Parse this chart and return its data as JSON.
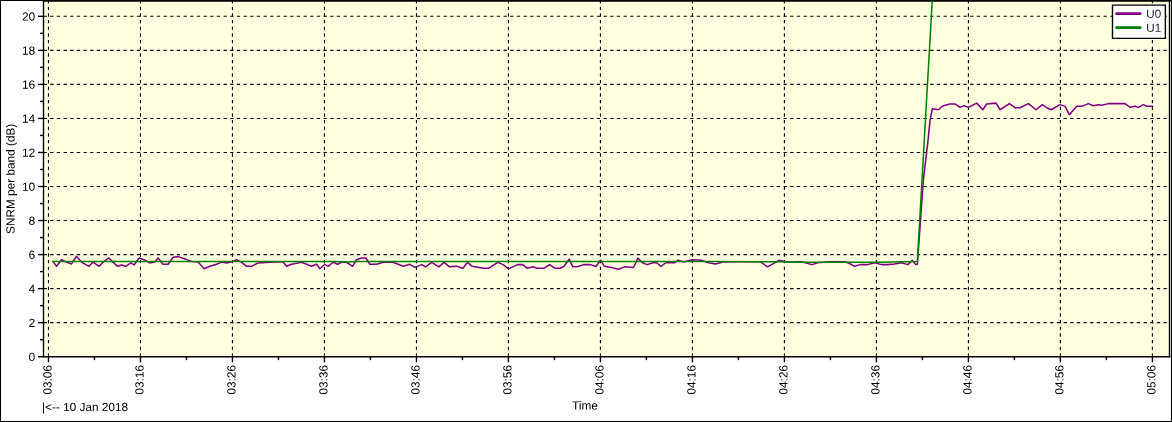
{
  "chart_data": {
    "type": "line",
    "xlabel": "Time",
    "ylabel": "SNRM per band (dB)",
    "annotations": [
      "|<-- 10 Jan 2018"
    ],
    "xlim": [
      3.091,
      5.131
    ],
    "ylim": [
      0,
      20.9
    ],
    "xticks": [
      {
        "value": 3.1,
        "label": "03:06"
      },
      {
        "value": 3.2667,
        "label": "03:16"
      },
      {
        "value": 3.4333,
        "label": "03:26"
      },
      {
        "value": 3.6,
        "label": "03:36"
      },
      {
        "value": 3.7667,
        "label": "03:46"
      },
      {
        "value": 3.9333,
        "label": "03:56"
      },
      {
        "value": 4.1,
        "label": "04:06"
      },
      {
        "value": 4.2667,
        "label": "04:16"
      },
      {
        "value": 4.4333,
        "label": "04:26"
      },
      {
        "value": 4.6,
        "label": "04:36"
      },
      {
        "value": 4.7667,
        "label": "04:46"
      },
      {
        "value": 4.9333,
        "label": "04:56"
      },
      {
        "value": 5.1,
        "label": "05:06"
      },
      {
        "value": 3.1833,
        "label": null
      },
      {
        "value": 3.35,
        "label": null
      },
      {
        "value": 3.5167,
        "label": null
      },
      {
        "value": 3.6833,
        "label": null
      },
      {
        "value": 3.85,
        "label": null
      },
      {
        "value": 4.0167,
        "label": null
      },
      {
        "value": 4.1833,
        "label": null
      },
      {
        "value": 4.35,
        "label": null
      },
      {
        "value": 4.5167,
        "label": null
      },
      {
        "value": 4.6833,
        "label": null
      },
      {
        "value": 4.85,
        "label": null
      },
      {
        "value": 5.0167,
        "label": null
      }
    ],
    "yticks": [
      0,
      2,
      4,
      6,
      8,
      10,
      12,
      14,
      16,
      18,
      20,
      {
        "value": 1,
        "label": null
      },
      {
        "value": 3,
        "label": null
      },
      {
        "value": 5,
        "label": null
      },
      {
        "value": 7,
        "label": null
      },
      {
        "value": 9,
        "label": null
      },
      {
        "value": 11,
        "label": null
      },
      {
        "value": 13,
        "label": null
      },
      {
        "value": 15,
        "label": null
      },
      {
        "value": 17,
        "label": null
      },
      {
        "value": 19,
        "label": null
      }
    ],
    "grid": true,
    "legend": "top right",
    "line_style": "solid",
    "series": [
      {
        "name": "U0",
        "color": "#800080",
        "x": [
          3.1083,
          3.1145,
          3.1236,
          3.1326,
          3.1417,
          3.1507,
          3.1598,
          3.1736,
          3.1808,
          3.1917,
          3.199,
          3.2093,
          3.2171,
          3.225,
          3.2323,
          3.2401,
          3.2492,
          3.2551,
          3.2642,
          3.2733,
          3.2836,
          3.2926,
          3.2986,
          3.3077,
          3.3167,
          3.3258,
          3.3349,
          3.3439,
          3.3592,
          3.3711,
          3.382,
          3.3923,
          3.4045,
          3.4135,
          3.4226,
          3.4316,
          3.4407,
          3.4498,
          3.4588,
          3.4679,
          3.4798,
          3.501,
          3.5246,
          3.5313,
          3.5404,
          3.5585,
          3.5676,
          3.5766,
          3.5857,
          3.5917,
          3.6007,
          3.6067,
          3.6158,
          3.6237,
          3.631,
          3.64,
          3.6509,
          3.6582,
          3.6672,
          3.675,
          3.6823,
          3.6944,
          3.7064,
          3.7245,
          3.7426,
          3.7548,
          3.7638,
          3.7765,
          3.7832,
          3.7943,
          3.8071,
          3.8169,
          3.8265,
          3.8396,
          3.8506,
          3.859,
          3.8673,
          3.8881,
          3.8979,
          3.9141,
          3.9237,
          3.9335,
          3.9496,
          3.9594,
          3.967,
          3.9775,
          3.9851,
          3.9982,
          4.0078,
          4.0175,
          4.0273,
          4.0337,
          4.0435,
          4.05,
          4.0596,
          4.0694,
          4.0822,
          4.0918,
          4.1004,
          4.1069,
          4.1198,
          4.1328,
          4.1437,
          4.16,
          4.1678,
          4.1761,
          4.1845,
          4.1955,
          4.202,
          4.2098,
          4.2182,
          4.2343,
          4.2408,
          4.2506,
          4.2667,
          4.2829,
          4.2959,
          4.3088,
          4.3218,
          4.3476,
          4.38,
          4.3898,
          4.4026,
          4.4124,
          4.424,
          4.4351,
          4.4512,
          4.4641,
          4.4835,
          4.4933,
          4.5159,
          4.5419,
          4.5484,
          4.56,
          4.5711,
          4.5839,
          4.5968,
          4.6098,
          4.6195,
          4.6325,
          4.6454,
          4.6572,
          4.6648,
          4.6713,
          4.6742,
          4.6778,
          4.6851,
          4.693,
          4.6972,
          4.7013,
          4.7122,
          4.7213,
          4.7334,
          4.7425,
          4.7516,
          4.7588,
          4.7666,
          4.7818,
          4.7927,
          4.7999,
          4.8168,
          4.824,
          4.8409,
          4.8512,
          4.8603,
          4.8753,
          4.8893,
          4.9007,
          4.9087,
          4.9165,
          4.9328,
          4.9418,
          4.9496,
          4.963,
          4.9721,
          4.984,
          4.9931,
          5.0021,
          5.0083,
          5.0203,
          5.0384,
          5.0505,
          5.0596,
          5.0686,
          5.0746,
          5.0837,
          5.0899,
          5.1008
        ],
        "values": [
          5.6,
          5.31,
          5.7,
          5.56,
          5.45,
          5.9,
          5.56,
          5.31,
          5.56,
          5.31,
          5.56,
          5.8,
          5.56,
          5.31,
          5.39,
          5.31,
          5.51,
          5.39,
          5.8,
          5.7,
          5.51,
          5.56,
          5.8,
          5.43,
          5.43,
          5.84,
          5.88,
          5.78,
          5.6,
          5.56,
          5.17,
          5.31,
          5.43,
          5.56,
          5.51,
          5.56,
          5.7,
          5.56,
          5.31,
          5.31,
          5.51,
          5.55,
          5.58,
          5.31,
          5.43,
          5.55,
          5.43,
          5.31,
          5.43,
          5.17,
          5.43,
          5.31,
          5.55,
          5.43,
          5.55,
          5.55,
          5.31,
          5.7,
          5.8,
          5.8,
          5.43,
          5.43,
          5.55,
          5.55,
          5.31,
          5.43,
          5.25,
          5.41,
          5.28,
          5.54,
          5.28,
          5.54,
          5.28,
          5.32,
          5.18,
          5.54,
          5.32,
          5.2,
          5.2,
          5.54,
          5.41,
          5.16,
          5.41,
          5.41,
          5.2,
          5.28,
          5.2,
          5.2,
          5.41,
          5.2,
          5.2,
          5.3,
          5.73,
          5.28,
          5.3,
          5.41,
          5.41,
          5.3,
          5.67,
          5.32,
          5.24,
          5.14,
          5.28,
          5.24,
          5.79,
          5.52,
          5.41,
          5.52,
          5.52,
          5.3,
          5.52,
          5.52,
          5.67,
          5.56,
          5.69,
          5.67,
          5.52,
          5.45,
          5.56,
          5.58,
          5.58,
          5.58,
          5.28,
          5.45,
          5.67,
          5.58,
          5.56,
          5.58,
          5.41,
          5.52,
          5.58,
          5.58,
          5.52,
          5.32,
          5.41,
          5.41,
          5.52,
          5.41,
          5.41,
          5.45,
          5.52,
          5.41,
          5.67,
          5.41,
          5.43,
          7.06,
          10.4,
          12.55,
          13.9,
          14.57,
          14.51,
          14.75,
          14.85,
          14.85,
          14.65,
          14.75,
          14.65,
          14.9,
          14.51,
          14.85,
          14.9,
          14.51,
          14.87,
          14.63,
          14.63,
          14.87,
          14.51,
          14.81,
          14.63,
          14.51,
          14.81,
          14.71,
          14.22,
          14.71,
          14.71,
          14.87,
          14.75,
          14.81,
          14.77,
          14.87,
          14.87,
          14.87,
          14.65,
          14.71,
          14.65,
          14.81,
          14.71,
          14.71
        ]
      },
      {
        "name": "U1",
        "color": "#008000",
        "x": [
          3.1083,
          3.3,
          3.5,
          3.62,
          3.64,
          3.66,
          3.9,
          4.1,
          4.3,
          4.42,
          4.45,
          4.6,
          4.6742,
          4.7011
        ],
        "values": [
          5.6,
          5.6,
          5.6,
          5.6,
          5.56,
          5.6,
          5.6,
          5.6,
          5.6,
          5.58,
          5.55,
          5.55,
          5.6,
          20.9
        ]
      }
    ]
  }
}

* * *

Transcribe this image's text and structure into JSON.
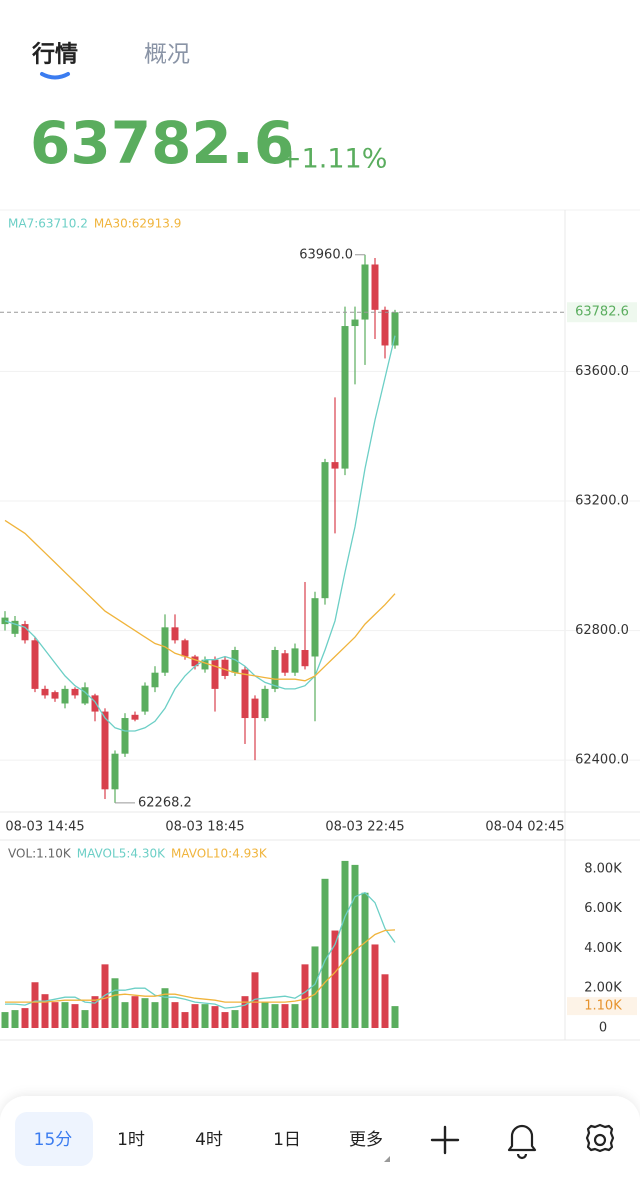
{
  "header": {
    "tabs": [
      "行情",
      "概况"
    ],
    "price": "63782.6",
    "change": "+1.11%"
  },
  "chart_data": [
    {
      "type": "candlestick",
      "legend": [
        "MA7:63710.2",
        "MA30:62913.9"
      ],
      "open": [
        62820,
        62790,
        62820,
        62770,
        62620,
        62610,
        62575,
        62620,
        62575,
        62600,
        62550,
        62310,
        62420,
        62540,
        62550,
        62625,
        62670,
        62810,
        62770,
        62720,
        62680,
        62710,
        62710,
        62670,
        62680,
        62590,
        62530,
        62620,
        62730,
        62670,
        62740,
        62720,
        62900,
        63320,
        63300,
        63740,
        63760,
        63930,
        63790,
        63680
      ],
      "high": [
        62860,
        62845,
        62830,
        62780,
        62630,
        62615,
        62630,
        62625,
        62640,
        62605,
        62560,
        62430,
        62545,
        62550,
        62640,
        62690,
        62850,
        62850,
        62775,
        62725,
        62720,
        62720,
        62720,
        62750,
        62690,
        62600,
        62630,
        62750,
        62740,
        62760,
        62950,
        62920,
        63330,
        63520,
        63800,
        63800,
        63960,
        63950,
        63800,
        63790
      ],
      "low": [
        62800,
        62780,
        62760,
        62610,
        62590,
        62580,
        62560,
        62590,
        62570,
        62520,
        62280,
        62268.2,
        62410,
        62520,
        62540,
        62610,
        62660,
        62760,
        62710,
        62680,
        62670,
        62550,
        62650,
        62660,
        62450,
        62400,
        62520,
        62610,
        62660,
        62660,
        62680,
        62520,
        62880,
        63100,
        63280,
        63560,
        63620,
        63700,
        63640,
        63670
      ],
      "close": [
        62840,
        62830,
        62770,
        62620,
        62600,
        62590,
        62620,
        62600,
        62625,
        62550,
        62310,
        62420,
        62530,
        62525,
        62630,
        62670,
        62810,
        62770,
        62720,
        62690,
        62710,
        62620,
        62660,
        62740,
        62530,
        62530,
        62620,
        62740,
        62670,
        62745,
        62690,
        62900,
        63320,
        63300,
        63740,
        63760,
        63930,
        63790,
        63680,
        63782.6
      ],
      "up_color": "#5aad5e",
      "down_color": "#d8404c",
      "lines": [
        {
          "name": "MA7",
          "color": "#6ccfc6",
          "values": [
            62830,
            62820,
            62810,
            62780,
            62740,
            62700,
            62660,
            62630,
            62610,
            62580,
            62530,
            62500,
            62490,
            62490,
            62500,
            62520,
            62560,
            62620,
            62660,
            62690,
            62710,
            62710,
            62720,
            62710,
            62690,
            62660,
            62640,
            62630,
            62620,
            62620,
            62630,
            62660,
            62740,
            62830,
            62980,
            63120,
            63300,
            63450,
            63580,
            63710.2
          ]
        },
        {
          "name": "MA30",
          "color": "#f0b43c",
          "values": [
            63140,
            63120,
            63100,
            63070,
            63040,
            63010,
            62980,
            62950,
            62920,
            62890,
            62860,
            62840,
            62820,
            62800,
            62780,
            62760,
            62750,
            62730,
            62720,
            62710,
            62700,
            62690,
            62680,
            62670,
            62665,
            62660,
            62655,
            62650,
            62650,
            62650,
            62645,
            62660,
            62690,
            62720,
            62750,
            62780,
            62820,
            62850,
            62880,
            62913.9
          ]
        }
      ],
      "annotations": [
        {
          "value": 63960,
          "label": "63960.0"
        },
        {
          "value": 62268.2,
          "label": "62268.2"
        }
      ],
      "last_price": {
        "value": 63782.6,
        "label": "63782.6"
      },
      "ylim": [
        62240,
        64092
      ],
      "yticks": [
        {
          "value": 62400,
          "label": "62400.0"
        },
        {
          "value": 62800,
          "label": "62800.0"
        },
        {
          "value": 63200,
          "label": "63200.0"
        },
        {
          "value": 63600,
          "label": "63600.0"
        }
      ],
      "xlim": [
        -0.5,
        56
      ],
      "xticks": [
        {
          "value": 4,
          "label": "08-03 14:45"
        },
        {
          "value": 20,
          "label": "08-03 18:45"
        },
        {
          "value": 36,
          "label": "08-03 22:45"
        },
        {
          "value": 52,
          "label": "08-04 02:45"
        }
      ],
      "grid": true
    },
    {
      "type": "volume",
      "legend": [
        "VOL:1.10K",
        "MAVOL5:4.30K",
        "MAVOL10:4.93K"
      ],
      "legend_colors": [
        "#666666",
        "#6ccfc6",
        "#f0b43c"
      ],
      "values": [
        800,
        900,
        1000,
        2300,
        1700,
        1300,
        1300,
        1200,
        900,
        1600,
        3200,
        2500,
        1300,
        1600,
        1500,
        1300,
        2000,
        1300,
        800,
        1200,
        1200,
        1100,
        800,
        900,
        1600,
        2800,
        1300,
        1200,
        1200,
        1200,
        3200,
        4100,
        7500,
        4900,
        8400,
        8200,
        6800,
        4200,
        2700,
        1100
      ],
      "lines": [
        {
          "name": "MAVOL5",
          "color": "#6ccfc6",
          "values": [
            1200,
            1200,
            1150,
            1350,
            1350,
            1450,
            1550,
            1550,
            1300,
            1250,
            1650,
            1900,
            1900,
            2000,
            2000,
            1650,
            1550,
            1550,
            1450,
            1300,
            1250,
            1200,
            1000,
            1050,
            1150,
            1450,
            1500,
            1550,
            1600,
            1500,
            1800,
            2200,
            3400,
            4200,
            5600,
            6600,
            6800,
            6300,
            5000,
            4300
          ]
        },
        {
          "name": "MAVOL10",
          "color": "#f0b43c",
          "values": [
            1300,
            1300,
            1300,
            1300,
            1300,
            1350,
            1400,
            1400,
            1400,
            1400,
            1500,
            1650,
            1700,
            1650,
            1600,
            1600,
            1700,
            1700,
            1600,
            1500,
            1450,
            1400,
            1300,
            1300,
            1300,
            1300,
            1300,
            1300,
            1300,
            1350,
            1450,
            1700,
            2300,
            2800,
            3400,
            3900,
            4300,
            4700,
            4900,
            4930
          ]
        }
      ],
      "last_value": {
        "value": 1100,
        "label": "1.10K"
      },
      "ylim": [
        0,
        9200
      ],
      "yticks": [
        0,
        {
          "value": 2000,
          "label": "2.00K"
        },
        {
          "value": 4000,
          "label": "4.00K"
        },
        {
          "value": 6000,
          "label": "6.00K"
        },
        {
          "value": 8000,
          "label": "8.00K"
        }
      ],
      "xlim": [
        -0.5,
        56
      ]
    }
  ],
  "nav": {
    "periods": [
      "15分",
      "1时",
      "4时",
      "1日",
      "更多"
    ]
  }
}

...

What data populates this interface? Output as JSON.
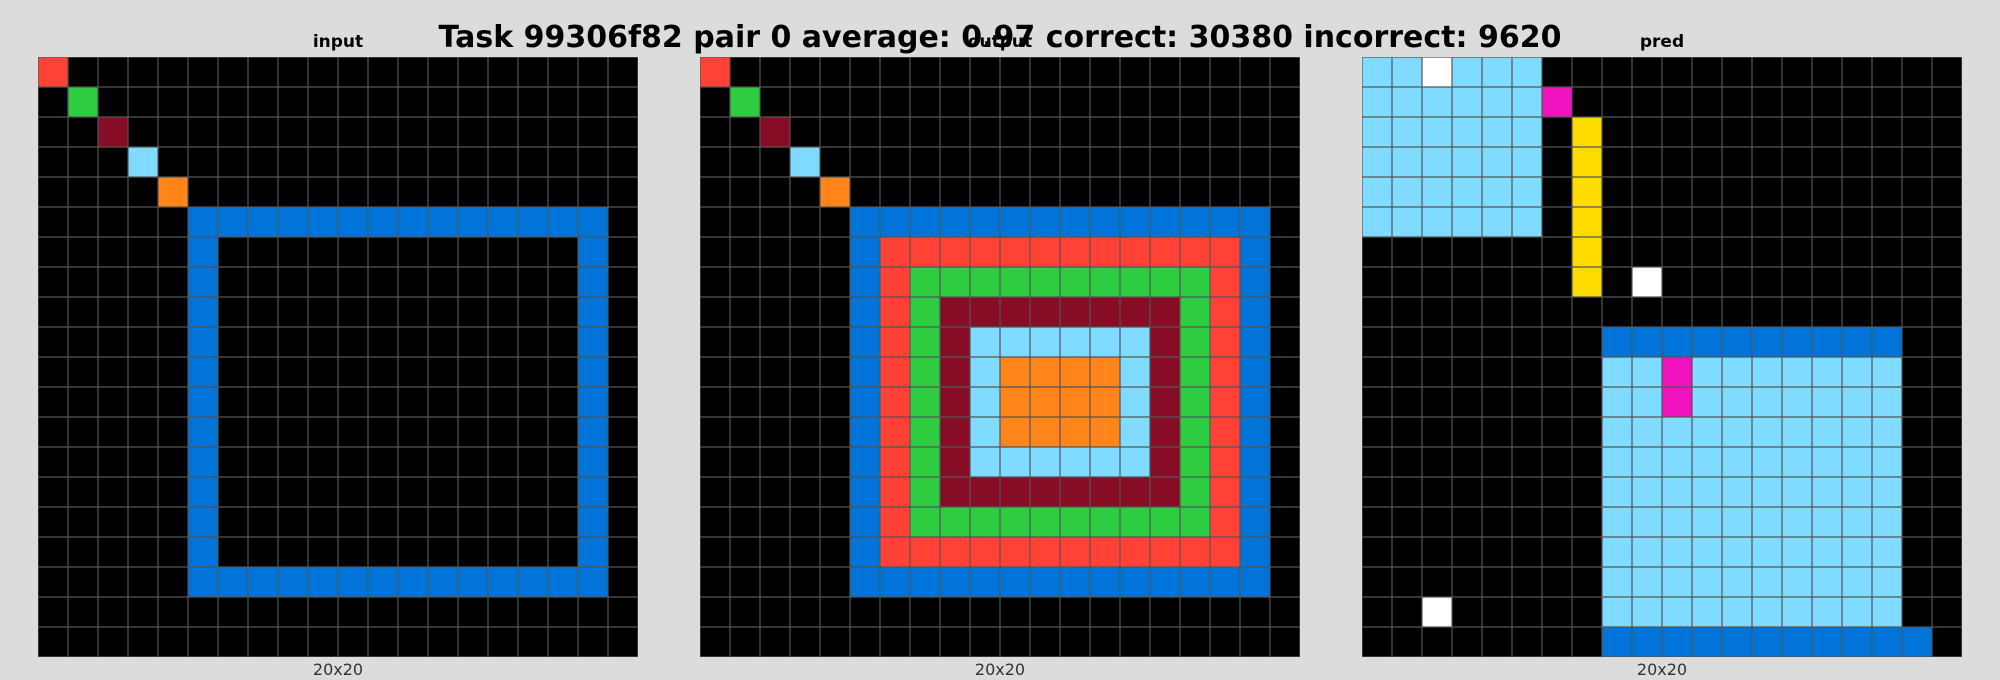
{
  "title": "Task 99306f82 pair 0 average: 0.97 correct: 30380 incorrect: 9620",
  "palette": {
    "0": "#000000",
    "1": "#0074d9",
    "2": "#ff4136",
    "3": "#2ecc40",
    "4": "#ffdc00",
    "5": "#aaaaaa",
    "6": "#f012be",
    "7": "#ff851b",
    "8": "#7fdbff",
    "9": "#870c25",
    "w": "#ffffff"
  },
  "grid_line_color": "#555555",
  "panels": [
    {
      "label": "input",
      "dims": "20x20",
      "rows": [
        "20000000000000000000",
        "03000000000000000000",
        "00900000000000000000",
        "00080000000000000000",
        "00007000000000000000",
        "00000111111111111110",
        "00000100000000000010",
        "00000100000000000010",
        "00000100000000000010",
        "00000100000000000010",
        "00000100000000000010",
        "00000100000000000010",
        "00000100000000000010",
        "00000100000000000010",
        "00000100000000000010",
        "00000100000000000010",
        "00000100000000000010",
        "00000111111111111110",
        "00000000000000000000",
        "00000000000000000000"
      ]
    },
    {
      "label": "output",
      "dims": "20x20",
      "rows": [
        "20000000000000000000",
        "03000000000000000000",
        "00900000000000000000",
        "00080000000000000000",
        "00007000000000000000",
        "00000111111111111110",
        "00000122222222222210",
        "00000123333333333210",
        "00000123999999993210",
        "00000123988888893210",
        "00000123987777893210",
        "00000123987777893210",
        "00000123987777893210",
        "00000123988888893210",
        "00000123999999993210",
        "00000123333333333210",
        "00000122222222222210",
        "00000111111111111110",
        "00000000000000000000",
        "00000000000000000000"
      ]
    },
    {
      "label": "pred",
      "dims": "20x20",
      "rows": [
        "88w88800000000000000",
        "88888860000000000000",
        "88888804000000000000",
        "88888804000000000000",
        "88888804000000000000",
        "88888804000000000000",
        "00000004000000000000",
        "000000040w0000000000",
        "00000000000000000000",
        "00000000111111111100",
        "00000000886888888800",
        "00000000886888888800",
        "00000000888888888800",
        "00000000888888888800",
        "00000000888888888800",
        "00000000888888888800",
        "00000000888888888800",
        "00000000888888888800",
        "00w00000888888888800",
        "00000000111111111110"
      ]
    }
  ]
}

**WRITTEN TASK:**
Using the material above, report each line where "name" occurs.

**FULL ANSWER:**
        "name": "U0",
        "name": "U1",
          "name": "MA7",
          "name": "MA30",
          "name": "MAVOL5",
          "name": "MAVOL10",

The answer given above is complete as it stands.